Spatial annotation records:
╭──

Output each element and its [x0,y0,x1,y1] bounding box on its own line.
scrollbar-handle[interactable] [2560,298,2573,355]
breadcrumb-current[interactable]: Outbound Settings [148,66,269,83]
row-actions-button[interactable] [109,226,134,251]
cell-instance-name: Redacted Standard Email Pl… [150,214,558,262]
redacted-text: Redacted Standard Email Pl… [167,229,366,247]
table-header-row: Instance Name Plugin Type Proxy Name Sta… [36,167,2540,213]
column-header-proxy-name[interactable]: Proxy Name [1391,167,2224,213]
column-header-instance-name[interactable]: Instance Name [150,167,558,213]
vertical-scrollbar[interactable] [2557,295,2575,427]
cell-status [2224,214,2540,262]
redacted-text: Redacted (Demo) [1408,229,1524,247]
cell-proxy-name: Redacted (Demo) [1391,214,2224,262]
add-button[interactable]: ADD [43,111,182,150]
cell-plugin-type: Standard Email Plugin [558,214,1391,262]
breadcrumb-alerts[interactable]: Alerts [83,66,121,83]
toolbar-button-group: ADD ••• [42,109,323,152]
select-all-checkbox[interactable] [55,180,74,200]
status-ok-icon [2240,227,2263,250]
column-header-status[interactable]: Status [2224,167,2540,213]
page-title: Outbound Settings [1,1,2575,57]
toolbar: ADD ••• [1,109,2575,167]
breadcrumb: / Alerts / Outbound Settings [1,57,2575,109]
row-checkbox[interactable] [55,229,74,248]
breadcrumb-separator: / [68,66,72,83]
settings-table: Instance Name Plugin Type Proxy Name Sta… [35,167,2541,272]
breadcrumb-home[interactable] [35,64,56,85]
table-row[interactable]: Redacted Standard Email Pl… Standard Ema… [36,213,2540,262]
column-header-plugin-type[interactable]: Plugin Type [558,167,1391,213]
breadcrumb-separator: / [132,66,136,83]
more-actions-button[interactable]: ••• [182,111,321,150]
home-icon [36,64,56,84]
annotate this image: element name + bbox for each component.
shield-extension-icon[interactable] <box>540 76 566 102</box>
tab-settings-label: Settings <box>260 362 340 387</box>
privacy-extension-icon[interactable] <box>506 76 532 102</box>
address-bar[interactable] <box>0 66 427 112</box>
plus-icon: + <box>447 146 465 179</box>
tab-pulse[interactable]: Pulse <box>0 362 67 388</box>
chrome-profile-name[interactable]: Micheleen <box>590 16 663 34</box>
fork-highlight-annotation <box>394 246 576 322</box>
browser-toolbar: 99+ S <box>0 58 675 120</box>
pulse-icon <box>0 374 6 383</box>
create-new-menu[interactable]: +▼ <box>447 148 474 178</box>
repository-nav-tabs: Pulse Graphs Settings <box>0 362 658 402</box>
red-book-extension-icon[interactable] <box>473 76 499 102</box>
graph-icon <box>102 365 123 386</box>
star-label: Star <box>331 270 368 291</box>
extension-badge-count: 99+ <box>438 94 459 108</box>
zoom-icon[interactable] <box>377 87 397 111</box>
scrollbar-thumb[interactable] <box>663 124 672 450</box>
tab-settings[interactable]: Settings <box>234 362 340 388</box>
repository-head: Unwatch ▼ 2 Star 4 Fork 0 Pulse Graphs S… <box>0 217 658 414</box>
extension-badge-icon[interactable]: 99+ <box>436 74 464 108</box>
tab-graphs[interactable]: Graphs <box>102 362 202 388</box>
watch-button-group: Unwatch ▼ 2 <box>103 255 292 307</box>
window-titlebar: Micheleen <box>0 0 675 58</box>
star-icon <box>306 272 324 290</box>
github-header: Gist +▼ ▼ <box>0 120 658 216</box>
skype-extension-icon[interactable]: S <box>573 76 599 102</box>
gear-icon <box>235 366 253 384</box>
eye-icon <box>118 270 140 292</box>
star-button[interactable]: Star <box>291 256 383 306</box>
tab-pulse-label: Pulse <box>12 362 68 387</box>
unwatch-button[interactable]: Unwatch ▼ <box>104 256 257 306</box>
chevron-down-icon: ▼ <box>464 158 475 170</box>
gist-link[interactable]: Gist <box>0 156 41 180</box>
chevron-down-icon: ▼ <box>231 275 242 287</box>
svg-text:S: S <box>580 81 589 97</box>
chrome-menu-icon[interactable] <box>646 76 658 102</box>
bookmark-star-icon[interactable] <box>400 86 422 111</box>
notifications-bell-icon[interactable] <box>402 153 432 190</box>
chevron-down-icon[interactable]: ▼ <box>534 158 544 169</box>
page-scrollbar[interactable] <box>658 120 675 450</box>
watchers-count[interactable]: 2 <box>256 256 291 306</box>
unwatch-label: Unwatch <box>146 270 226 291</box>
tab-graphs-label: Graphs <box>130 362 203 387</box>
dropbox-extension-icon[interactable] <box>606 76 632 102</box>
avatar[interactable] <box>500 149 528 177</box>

╰──

§ **Your task**
Reproduce every line of the data above verbatim.

§ **Result**
Output each element and its [x0,y0,x1,y1] bounding box on its own line.
scrollbar-handle[interactable] [2560,298,2573,355]
breadcrumb-current[interactable]: Outbound Settings [148,66,269,83]
row-actions-button[interactable] [109,226,134,251]
cell-instance-name: Redacted Standard Email Pl… [150,214,558,262]
redacted-text: Redacted Standard Email Pl… [167,229,366,247]
table-header-row: Instance Name Plugin Type Proxy Name Sta… [36,167,2540,213]
column-header-proxy-name[interactable]: Proxy Name [1391,167,2224,213]
column-header-instance-name[interactable]: Instance Name [150,167,558,213]
vertical-scrollbar[interactable] [2557,295,2575,427]
cell-status [2224,214,2540,262]
redacted-text: Redacted (Demo) [1408,229,1524,247]
cell-proxy-name: Redacted (Demo) [1391,214,2224,262]
add-button[interactable]: ADD [43,111,182,150]
cell-plugin-type: Standard Email Plugin [558,214,1391,262]
breadcrumb-alerts[interactable]: Alerts [83,66,121,83]
toolbar-button-group: ADD ••• [42,109,323,152]
select-all-checkbox[interactable] [55,180,74,200]
status-ok-icon [2240,227,2263,250]
column-header-status[interactable]: Status [2224,167,2540,213]
page-title: Outbound Settings [1,1,2575,57]
toolbar: ADD ••• [1,109,2575,167]
breadcrumb: / Alerts / Outbound Settings [1,57,2575,109]
row-checkbox[interactable] [55,229,74,248]
breadcrumb-separator: / [68,66,72,83]
settings-table: Instance Name Plugin Type Proxy Name Sta… [35,167,2541,272]
breadcrumb-home[interactable] [35,64,56,85]
table-row[interactable]: Redacted Standard Email Pl… Standard Ema… [36,213,2540,262]
column-header-plugin-type[interactable]: Plugin Type [558,167,1391,213]
breadcrumb-separator: / [132,66,136,83]
more-actions-button[interactable]: ••• [182,111,321,150]
home-icon [36,64,56,84]
annotate this image: element name + bbox for each component.
shield-extension-icon[interactable] <box>540 76 566 102</box>
tab-settings-label: Settings <box>260 362 340 387</box>
privacy-extension-icon[interactable] <box>506 76 532 102</box>
address-bar[interactable] <box>0 66 427 112</box>
plus-icon: + <box>447 146 465 179</box>
tab-pulse[interactable]: Pulse <box>0 362 67 388</box>
chrome-profile-name[interactable]: Micheleen <box>590 16 663 34</box>
fork-highlight-annotation <box>394 246 576 322</box>
browser-toolbar: 99+ S <box>0 58 675 120</box>
pulse-icon <box>0 374 6 383</box>
create-new-menu[interactable]: +▼ <box>447 148 474 178</box>
repository-nav-tabs: Pulse Graphs Settings <box>0 362 658 402</box>
red-book-extension-icon[interactable] <box>473 76 499 102</box>
graph-icon <box>102 365 123 386</box>
star-label: Star <box>331 270 368 291</box>
extension-badge-count: 99+ <box>438 94 459 108</box>
zoom-icon[interactable] <box>377 87 397 111</box>
scrollbar-thumb[interactable] <box>663 124 672 450</box>
tab-settings[interactable]: Settings <box>234 362 340 388</box>
repository-head: Unwatch ▼ 2 Star 4 Fork 0 Pulse Graphs S… <box>0 217 658 414</box>
extension-badge-icon[interactable]: 99+ <box>436 74 464 108</box>
tab-graphs[interactable]: Graphs <box>102 362 202 388</box>
watch-button-group: Unwatch ▼ 2 <box>103 255 292 307</box>
window-titlebar: Micheleen <box>0 0 675 58</box>
star-icon <box>306 272 324 290</box>
github-header: Gist +▼ ▼ <box>0 120 658 216</box>
skype-extension-icon[interactable]: S <box>573 76 599 102</box>
gear-icon <box>235 366 253 384</box>
eye-icon <box>118 270 140 292</box>
star-button[interactable]: Star <box>291 256 383 306</box>
tab-pulse-label: Pulse <box>12 362 68 387</box>
unwatch-button[interactable]: Unwatch ▼ <box>104 256 257 306</box>
chevron-down-icon: ▼ <box>464 158 475 170</box>
gist-link[interactable]: Gist <box>0 156 41 180</box>
chevron-down-icon: ▼ <box>231 275 242 287</box>
svg-text:S: S <box>580 81 589 97</box>
chrome-menu-icon[interactable] <box>646 76 658 102</box>
bookmark-star-icon[interactable] <box>400 86 422 111</box>
notifications-bell-icon[interactable] <box>402 153 432 190</box>
chevron-down-icon[interactable]: ▼ <box>534 158 544 169</box>
page-scrollbar[interactable] <box>658 120 675 450</box>
watchers-count[interactable]: 2 <box>256 256 291 306</box>
unwatch-label: Unwatch <box>146 270 226 291</box>
tab-graphs-label: Graphs <box>130 362 203 387</box>
dropbox-extension-icon[interactable] <box>606 76 632 102</box>
avatar[interactable] <box>500 149 528 177</box>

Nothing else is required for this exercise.